*WHAT THE EXERCISE ASKS:* Reproduce, word for word, the stretch from "ReduceNormalEquation0: Simplest (and" through "doing something wrong)." in the forum post on speeding up normal-equation reduction.

*TEXT SEGMENT:*

It is a bit disappointing that I received no replies but I am not giving up ;)

I have been working on this quite a bit and got some interesting results and issues. For instance a performance issue with the DGEMM from the intel MKL, see my post in the Intel MKL forum. http://software.intel.com/en-us/forums/showthread.php?t=101253

The good thing was that this issue made me write a small test program which people may download and play around with. You will find this code and corresponding make scripts for gfortran and ifort (source make.gfortran and source make.ifort) on my ftp at: ftp://ftp.positim.com (web87f2 / ifort12)

The input (binary) data is a bit large but very representative for what I am trying to do.

In this program there are (currently) 5 methods (subroutines) to do the "thing" I want to speed up.
ReduceNormalEquation0: Simplest (and slowest) method using MATMUL
ReduceNormalEquation2: Simple but much faster because using DGEMM (this is the one that shows the performance issue of the ifort mkl DGEMM)
ReduceNormalEquation3: Like "2" but now using the fact that we have symmetrical matrices so one DGEMM is replaced by DSYMM
ReduceNormalEquation4: A LAPACK based approach which for the ifort shows some promise but is still slow. Based on what I found/learned/understood from:http://www.ii.metu.edu.tr/coursewebsites/quda/web_sitesi/1288489.htm
ReduceNormalEquation: My own smart approach which so far has remained unbeatable..... But this is the one I want to improve with a factor of at least 2.

The current performance table looks something like:
Version gfortran ifort
0 19.00 25.70
2 0.45 3.60
3 0.40 3.60
4 9.30 1.80 (but the results for the RHS are not correct, doing something wrong).
Mine 0.10 0.08

For your information this "pre-elimination" (as I call it) is also called schur-complement, Gauss-Jordan elimination, or also block-elimination. So if you are familiar with any of those terms please have a look at my problem and see if you can help!

My approach is based on the sparseness of the A12 matrix. I know that my (resulting) A11 matrix has about 20% non-zeros and I thought A12 was similar. However, turns out that A12 has ~1% non-zero. So that is really sparse!! So maybe I should be looking at some of the sparse packages? Is there an easy to use sparse DGEMM version? That might really do the trick for me. Especially considering that the dense DGEMM is only a factor of 4-5 slower (gfortran case). So a sparse version could really be performing much better, right?

*DATA LISTING:*
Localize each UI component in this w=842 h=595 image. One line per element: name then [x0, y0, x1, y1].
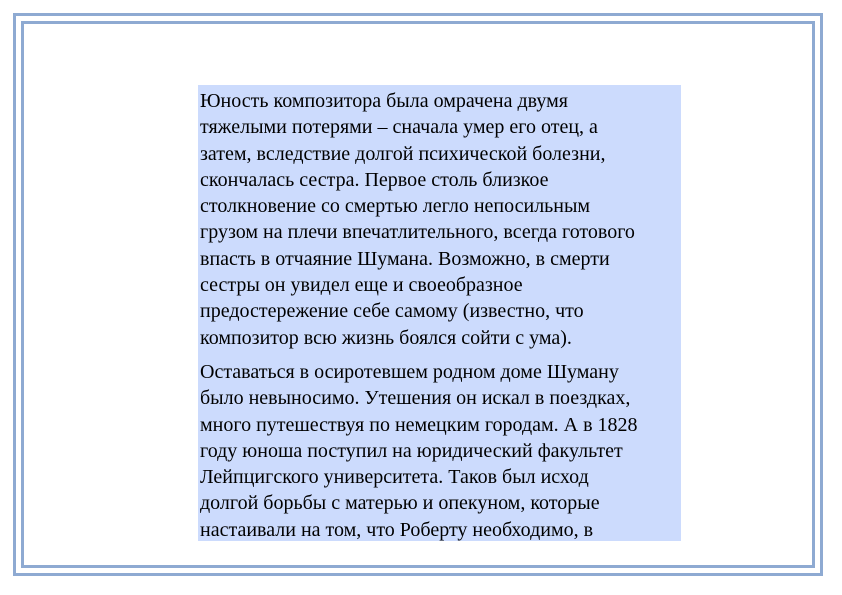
paragraph-2: Оставаться в осиротевшем родном доме Шуману было невыносимо. Утешения он искал в поездках, много путешествуя по немецким городам. А в 1828 году юноша поступил на юридический факультет Лейпцигского университета. Таков был исход долгой борьбы с матерью и опекуном, которые настаивали на том, что Роберту необходимо, в — [200, 360, 638, 541]
text-box[interactable] — [198, 85, 681, 541]
paragraph-1: Юность композитора была омрачена двумя тяжелыми потерями – сначала умер его отец, а затем, вследствие долгой психической болезни, скончалась сестра. Первое столь близкое столкновение со смертью легло непосильным грузом на плечи впечатлительного, всегда готового впасть в отчаяние Шумана. Возможно, в смерти сестры он увидел еще и своеобразное предостережение себе самому (известно, что композитор всю жизнь боялся сойти с ума). — [200, 90, 635, 349]
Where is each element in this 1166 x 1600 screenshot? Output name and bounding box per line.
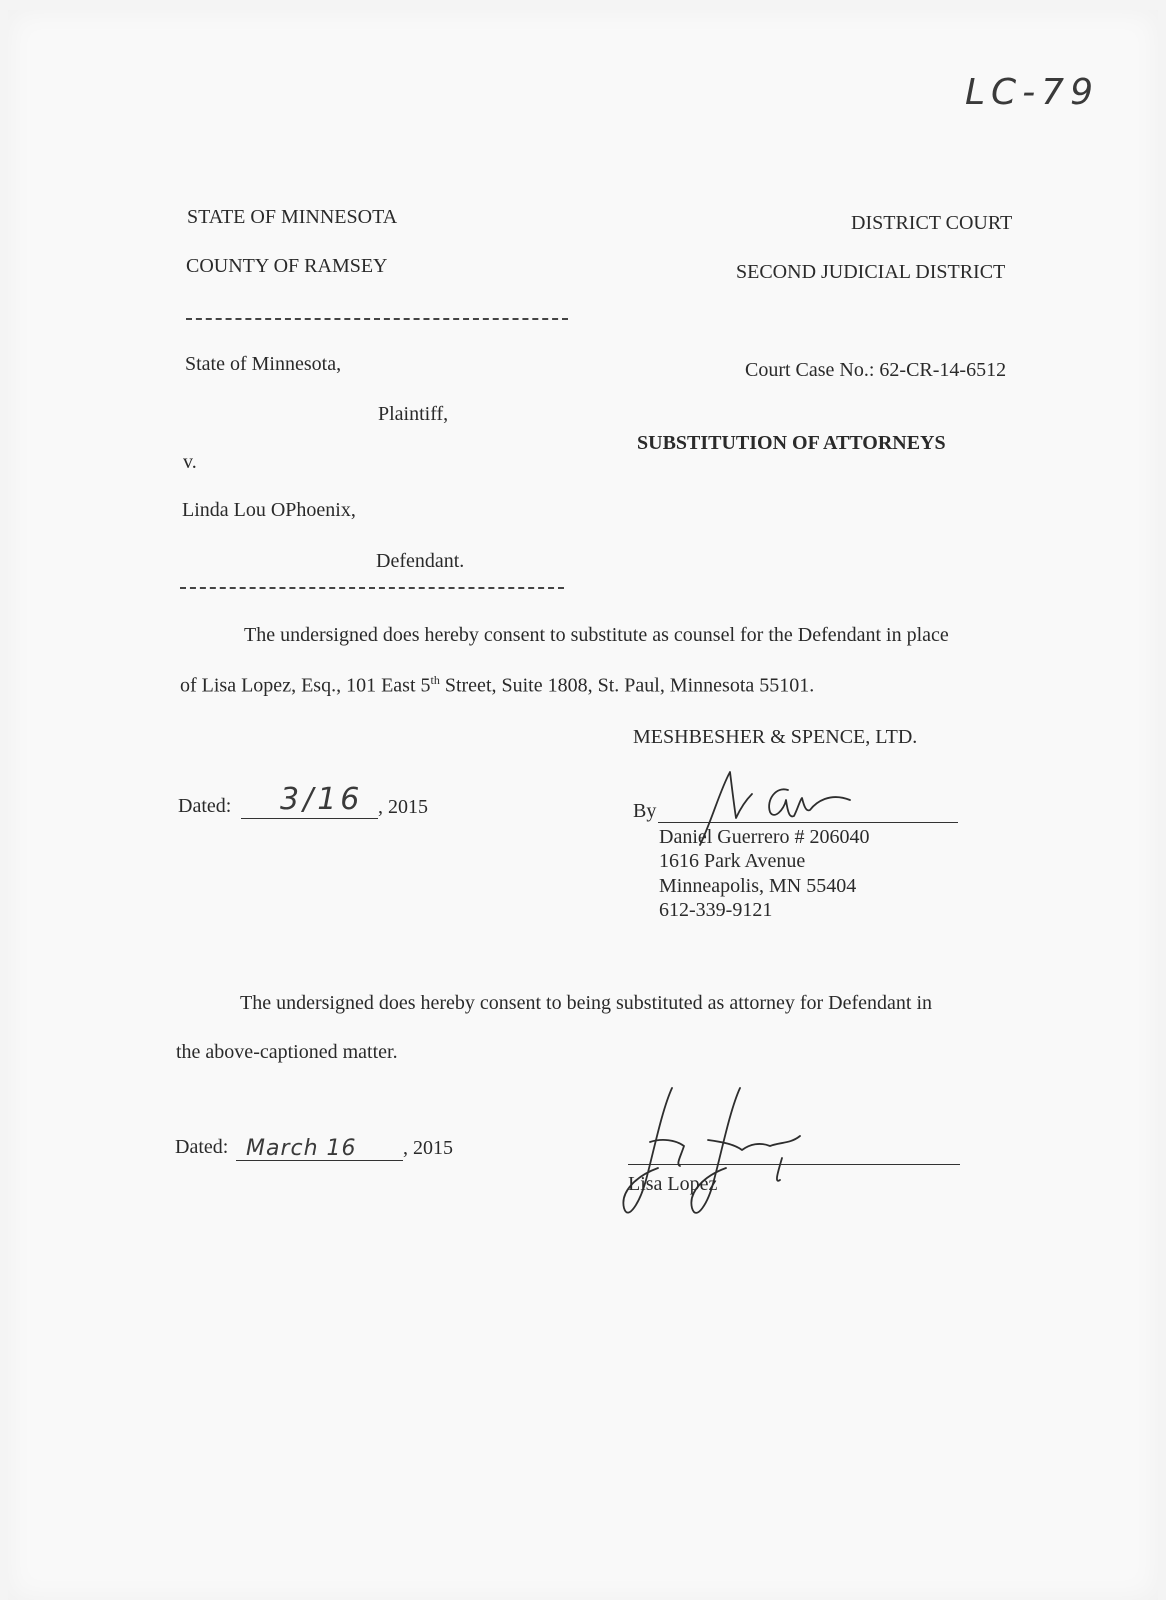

*TASK RESULT:*
ReduceNormalEquation0: Simplest (and slowest) method using MATMUL
ReduceNormalEquation2: Simple but much faster because using DGEMM (this is the one that shows the performance issue of the ifort mkl DGEMM)
ReduceNormalEquation3: Like "2" but now using the fact that we have symmetrical matrices so one DGEMM is replaced by DSYMM
ReduceNormalEquation4: A LAPACK based approach which for the ifort shows some promise but is still slow. Based on what I found/learned/understood from:http://www.ii.metu.edu.tr/coursewebsites/quda/web_sitesi/1288489.htm
ReduceNormalEquation: My own smart approach which so far has remained unbeatable..... But this is the one I want to improve with a factor of at least 2.

The current performance table looks something like:
Version gfortran ifort
0 19.00 25.70
2 0.45 3.60
3 0.40 3.60
4 9.30 1.80 (but the results for the RHS are not correct, doing something wrong).